__Given instruction__. Using the listing below, copy every line that mentions "认真记录".

__Raw records__.
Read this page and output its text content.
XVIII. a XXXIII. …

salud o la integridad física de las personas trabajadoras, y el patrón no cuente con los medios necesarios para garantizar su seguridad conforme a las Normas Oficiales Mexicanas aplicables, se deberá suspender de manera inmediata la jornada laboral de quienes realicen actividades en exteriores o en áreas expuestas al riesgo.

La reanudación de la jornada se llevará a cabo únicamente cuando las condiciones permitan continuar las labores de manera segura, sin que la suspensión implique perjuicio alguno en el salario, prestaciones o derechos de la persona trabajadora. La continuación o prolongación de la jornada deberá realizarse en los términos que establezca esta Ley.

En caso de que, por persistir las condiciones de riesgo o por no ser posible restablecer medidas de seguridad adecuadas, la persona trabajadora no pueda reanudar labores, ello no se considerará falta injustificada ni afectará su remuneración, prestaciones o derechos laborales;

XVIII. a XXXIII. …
* * *
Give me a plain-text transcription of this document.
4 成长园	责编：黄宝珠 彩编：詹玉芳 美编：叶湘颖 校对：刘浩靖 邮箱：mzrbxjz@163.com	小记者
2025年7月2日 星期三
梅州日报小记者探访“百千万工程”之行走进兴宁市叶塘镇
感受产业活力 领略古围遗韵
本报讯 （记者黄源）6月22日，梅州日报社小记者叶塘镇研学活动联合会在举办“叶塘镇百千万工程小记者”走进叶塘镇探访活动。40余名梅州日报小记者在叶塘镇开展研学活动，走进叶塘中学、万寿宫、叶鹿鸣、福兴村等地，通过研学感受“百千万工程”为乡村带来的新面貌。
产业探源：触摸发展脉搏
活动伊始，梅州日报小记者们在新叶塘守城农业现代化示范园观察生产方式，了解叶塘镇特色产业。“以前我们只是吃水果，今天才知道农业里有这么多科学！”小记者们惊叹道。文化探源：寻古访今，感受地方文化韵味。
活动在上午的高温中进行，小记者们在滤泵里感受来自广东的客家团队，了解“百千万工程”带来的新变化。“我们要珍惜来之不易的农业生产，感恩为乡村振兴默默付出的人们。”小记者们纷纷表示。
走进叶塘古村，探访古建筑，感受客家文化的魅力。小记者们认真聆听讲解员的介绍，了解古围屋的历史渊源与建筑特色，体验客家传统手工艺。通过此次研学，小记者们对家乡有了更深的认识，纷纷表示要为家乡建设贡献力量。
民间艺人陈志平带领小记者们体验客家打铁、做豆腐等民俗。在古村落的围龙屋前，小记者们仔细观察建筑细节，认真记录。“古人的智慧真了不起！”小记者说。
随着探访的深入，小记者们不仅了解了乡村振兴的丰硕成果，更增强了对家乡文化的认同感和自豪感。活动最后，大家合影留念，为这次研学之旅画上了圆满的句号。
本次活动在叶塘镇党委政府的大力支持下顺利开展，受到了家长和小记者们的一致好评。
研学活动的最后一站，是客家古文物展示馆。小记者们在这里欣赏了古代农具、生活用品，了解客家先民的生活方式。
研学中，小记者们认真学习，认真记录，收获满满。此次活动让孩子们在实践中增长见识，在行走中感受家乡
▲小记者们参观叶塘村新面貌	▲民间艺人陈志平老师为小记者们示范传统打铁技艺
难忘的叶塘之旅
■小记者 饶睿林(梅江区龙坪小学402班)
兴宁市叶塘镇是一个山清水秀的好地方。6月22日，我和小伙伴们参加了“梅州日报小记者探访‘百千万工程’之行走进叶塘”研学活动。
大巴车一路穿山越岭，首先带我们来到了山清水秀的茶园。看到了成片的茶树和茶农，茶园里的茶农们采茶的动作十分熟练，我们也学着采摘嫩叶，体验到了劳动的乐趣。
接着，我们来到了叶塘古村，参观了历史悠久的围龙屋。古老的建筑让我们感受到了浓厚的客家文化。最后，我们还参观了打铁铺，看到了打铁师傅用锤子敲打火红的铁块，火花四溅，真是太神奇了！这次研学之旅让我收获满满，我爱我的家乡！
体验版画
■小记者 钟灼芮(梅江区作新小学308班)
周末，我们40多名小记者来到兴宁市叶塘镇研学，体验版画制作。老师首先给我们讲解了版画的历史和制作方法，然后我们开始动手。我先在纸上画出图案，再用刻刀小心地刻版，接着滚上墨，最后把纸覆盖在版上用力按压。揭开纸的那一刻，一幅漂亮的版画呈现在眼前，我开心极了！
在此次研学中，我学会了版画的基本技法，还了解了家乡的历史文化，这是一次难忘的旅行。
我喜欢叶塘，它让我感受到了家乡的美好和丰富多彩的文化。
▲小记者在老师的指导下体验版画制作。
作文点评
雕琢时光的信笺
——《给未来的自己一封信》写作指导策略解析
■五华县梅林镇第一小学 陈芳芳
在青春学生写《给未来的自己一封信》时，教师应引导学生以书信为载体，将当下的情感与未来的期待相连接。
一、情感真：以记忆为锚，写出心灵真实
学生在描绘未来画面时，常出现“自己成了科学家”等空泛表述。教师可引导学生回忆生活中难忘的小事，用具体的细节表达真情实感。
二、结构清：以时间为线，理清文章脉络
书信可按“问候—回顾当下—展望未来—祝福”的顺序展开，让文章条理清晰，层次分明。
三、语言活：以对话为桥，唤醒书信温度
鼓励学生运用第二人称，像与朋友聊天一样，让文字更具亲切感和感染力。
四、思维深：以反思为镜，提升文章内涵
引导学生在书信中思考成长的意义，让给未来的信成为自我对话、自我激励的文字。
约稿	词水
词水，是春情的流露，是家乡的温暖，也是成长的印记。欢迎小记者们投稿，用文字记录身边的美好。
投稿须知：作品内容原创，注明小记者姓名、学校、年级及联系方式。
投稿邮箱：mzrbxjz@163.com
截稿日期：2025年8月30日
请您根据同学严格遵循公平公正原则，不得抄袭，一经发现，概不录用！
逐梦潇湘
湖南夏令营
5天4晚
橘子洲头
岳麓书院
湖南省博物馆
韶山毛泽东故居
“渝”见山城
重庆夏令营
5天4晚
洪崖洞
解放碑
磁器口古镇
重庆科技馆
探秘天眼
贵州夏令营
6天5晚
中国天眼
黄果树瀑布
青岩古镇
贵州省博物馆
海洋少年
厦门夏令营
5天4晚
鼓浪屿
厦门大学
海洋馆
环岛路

__Task solution__.
民间艺人陈志平带领小记者们体验客家打铁、做豆腐等民俗。在古村落的围龙屋前，小记者们仔细观察建筑细节，认真记录。“古人的智慧真了不起！”小记者说。
研学中，小记者们认真学习，认真记录，收获满满。此次活动让孩子们在实践中增长见识，在行走中感受家乡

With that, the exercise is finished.